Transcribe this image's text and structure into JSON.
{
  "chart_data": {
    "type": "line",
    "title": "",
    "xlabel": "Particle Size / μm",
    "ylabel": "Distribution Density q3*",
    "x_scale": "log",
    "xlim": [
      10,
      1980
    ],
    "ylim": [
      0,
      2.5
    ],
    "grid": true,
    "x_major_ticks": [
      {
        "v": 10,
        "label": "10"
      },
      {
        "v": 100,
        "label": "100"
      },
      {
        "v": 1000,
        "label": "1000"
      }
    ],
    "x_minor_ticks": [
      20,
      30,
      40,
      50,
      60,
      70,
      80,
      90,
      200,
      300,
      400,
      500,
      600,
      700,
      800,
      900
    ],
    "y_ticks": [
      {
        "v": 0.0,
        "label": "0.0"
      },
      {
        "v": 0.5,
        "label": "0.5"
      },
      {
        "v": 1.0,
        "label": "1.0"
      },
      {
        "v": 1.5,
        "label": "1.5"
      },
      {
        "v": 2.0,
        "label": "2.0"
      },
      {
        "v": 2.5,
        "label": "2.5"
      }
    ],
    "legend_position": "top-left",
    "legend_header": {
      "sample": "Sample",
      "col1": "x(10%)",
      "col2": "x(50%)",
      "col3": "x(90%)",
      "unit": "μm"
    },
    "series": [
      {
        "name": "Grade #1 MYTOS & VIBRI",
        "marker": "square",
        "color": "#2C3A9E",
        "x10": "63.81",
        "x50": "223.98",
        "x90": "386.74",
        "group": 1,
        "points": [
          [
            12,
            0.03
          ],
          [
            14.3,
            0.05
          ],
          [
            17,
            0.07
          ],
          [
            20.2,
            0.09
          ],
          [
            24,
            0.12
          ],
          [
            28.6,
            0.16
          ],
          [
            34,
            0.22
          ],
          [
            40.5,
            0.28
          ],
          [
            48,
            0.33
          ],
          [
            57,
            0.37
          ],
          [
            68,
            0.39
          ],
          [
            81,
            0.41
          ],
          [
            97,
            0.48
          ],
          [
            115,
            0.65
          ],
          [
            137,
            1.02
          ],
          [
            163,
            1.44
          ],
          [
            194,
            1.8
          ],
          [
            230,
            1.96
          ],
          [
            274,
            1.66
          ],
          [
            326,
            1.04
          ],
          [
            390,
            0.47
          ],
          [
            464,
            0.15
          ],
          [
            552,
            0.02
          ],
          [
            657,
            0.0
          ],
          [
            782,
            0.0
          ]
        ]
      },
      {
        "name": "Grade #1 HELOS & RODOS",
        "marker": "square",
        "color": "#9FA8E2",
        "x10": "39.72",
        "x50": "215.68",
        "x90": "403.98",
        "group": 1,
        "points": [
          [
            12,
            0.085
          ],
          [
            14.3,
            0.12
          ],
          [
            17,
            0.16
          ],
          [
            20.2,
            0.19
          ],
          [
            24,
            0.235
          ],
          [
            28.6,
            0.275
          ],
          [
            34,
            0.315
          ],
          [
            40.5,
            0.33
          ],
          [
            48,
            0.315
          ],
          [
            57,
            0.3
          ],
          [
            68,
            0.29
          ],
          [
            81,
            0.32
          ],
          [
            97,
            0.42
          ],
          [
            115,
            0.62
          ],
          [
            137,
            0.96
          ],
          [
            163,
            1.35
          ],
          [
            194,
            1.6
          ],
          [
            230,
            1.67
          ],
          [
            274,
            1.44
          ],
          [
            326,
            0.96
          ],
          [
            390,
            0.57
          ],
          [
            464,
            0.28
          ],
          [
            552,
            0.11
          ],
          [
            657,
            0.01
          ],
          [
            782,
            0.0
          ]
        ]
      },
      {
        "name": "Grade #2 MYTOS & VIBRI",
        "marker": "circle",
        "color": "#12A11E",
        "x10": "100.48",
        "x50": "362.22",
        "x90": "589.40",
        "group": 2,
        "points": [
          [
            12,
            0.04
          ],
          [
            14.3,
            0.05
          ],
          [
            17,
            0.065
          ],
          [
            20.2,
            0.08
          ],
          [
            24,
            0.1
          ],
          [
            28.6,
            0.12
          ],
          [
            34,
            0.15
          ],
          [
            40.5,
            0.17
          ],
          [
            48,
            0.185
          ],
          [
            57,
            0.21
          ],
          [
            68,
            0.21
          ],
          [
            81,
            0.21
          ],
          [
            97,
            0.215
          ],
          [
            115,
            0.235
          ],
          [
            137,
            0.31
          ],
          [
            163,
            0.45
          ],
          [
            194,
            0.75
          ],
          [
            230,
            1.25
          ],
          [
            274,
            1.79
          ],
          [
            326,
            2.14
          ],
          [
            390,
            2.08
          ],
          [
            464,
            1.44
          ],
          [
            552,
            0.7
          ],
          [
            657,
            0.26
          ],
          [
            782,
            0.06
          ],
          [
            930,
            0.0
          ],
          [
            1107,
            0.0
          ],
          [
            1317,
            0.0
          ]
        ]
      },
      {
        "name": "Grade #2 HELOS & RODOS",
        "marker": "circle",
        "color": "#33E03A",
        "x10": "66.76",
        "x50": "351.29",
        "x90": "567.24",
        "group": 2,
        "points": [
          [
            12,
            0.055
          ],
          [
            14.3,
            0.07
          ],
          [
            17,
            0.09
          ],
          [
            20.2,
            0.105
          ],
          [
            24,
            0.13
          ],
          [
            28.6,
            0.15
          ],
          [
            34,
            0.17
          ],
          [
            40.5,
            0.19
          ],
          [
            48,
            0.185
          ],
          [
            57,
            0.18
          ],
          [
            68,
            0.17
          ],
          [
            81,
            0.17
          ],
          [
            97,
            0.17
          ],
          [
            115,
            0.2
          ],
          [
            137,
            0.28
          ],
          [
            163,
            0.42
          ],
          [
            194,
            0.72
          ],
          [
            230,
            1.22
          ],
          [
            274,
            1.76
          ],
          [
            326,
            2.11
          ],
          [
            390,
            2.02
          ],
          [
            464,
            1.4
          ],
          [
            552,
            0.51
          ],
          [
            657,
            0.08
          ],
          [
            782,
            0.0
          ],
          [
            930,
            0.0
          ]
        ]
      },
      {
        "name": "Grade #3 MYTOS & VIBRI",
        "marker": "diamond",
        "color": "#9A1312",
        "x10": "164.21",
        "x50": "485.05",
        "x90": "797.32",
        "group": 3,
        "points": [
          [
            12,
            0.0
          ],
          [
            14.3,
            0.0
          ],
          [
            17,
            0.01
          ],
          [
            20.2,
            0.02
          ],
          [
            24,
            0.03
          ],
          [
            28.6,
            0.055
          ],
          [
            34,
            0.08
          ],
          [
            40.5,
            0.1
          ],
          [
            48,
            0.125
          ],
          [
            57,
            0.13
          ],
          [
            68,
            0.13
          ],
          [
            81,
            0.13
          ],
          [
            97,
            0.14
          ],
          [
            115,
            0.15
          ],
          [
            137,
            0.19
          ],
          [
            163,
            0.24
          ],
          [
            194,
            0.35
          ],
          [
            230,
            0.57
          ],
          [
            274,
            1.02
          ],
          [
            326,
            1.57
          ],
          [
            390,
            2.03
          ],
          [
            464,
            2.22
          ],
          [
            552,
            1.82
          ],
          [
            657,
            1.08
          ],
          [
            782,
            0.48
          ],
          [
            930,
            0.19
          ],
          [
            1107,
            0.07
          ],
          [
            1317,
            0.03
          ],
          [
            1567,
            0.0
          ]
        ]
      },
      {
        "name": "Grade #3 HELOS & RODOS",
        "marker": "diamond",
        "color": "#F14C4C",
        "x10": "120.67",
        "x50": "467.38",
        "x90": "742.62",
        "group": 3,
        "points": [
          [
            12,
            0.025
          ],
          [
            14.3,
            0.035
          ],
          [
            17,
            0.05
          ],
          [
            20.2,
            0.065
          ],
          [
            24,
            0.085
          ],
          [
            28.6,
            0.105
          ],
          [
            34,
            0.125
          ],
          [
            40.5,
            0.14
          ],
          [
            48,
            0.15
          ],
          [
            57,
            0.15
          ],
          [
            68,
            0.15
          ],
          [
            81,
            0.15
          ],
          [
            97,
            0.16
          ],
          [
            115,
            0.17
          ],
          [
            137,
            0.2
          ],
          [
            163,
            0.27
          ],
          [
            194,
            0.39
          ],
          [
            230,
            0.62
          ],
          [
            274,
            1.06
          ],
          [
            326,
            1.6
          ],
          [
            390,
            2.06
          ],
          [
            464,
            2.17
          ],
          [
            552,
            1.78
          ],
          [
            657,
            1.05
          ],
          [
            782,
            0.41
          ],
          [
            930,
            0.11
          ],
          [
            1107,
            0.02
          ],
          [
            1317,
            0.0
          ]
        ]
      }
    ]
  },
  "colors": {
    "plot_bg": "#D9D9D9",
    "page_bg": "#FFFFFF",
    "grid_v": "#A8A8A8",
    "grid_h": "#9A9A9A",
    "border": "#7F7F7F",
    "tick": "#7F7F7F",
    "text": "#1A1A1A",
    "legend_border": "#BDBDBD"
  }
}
··········
Show the lines of the data that hold the word "Grade".

**Answer to the problem:**
        "name": "Grade #1 MYTOS & VIBRI",
        "name": "Grade #1 HELOS & RODOS",
        "name": "Grade #2 MYTOS & VIBRI",
        "name": "Grade #2 HELOS & RODOS",
        "name": "Grade #3 MYTOS & VIBRI",
        "name": "Grade #3 HELOS & RODOS",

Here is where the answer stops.